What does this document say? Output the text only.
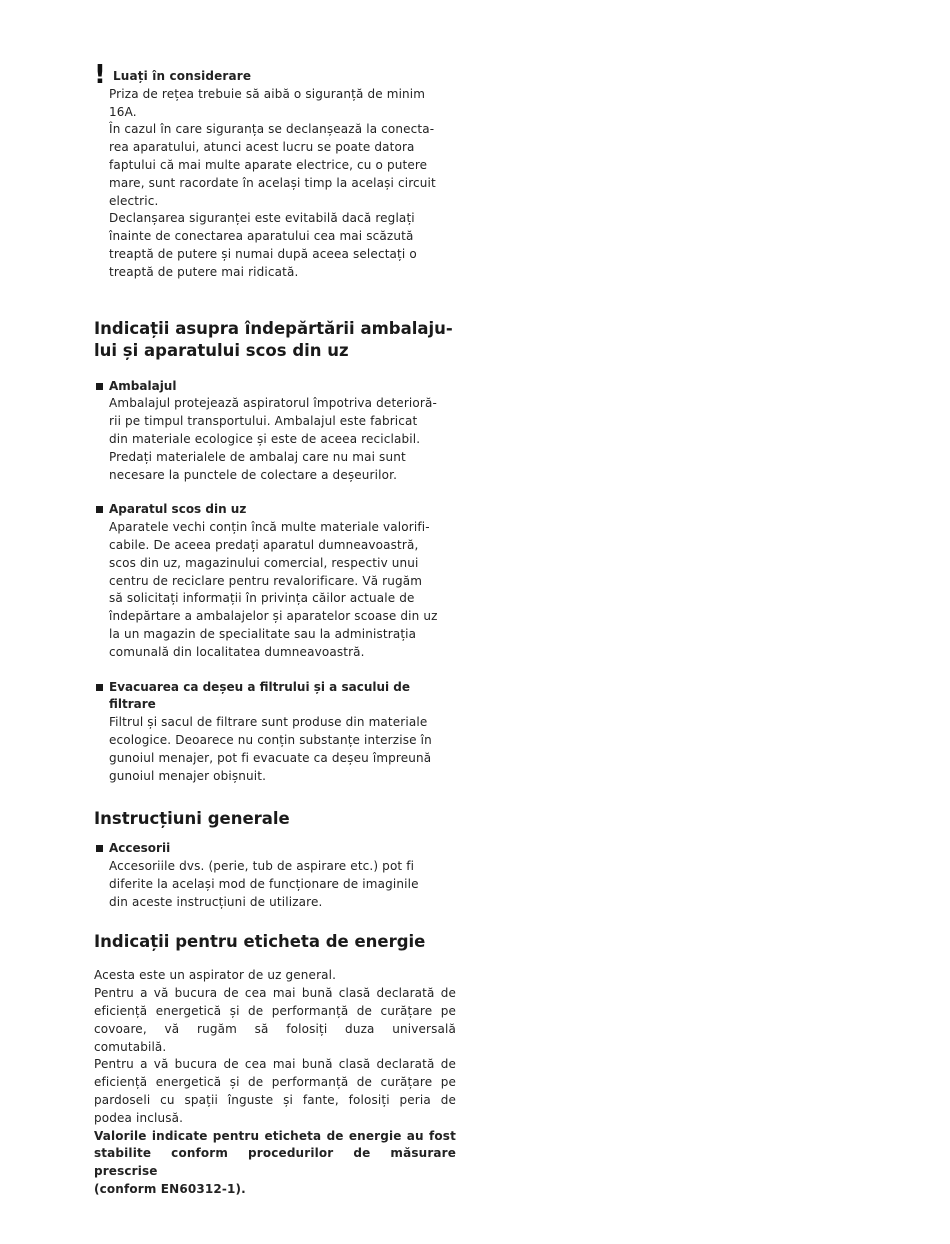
! Luați în considerare
Priza de rețea trebuie să aibă o siguranță de minim
16A.
În cazul în care siguranța se declanșează la conecta-
rea aparatului, atunci acest lucru se poate datora
faptului că mai multe aparate electrice, cu o putere
mare, sunt racordate în același timp la același circuit
electric.
Declanșarea siguranței este evitabilă dacă reglați
înainte de conectarea aparatului cea mai scăzută
treaptă de putere și numai după aceea selectați o
treaptă de putere mai ridicată.
Indicații asupra îndepărtării ambalaju-
lui și aparatului scos din uz
Ambalajul
Ambalajul protejează aspiratorul împotriva deterioră-
rii pe timpul transportului. Ambalajul este fabricat
din materiale ecologice și este de aceea reciclabil.
Predați materialele de ambalaj care nu mai sunt
necesare la punctele de colectare a deșeurilor.
Aparatul scos din uz
Aparatele vechi conțin încă multe materiale valorifi-
cabile. De aceea predați aparatul dumneavoastră,
scos din uz, magazinului comercial, respectiv unui
centru de reciclare pentru revalorificare. Vă rugăm
să solicitați informații în privința căilor actuale de
îndepărtare a ambalajelor și aparatelor scoase din uz
la un magazin de specialitate sau la administrația
comunală din localitatea dumneavoastră.
Evacuarea ca deșeu a filtrului și a sacului de
filtrare
Filtrul și sacul de filtrare sunt produse din materiale
ecologice. Deoarece nu conțin substanțe interzise în
gunoiul menajer, pot fi evacuate ca deșeu împreună
gunoiul menajer obișnuit.
Instrucțiuni generale
Accesorii
Accesoriile dvs. (perie, tub de aspirare etc.) pot fi
diferite la același mod de funcționare de imaginile
din aceste instrucțiuni de utilizare.
Indicații pentru eticheta de energie
Acesta este un aspirator de uz general.
Pentru a vă bucura de cea mai bună clasă declarată de
eficiență energetică și de performanță de curățare pe
covoare, vă rugăm să folosiți duza universală
comutabilă.
Pentru a vă bucura de cea mai bună clasă declarată de
eficiență energetică și de performanță de curățare pe
pardoseli cu spații înguste și fante, folosiți peria de
podea inclusă.
Valorile indicate pentru eticheta de energie au fost
stabilite conform procedurilor de măsurare prescrise
(conform EN60312-1).
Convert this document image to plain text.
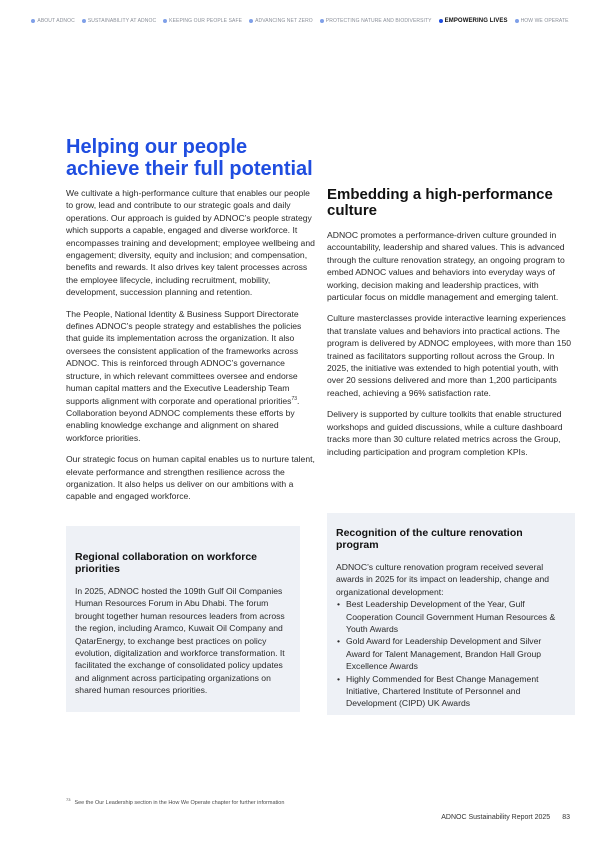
ABOUT ADNOC	SUSTAINABILITY AT ADNOC	KEEPING OUR PEOPLE SAFE	ADVANCING NET ZERO	PROTECTING NATURE AND BIODIVERSITY EMPOWERING LIVES	HOW WE OPERATE
Helping our people achieve their full potential

We cultivate a high-performance culture that enables our people to grow, lead and contribute to our strategic goals and daily operations. Our approach is guided by ADNOC’s people strategy which supports a capable, engaged and diverse workforce. It encompasses training and development; employee wellbeing and engagement; diversity, equity and inclusion; and compensation, benefits and rewards. It also drives key talent processes across the employee lifecycle, including recruitment, mobility, development, succession planning and retention.

The People, National Identity & Business Support Directorate defines ADNOC’s people strategy and establishes the policies that guide its implementation across the organization. It also oversees the consistent application of the frameworks across ADNOC. This is reinforced through ADNOC’s governance structure, in which relevant committees oversee and endorse human capital matters and the Executive Leadership Team supports alignment with corporate and operational priorities$^{73}$. Collaboration beyond ADNOC complements these efforts by enabling knowledge exchange and alignment on shared workforce priorities.

Our strategic focus on human capital enables us to nurture talent, elevate performance and strengthen resilience across the organization. It also helps us deliver on our ambitions with a capable and engaged workforce.

Embedding a high-performance culture

ADNOC promotes a performance-driven culture grounded in accountability, leadership and shared values. This is advanced through the culture renovation strategy, an ongoing program to embed ADNOC values and behaviors into everyday ways of working, decision making and leadership practices, with particular focus on middle management and emerging talent.

Culture masterclasses provide interactive learning experiences that translate values and behaviors into practical actions. The program is delivered by ADNOC employees, with more than 150 trained as facilitators supporting rollout across the Group. In 2025, the initiative was extended to high potential youth, with over 20 sessions delivered and more than 1,200 participants reached, achieving a 96% satisfaction rate.

Delivery is supported by culture toolkits that enable structured workshops and guided discussions, while a culture dashboard tracks more than 30 culture related metrics across the Group, including participation and program completion KPIs.

Regional collaboration on workforce priorities

In 2025, ADNOC hosted the 109th Gulf Oil Companies Human Resources Forum in Abu Dhabi. The forum brought together human resources leaders from across the region, including Aramco, Kuwait Oil Company and QatarEnergy, to exchange best practices on policy evolution, digitalization and workforce transformation. It facilitated the exchange of consolidated policy updates and alignment across participating organizations on shared human resources priorities.

Recognition of the culture renovation program

ADNOC’s culture renovation program received several awards in 2025 for its impact on leadership, change and organizational development:

• Best Leadership Development of the Year, Gulf Cooperation Council Government Human Resources & Youth Awards
• Gold Award for Leadership Development and Silver Award for Talent Management, Brandon Hall Group Excellence Awards
• Highly Commended for Best Change Management Initiative, Chartered Institute of Personnel and Development (CIPD) UK Awards
$^{73}$See the Our Leadership section in the How We Operate chapter for further information
ADNOC Sustainability Report 2025 83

#### Task to carry out:
Each line in the entries above that includes the string "aparatului" should be extracted.

#### Exercise output:
rea aparatului, atunci acest lucru se poate datora
înainte de conectarea aparatului cea mai scăzută
lui și aparatului scos din uz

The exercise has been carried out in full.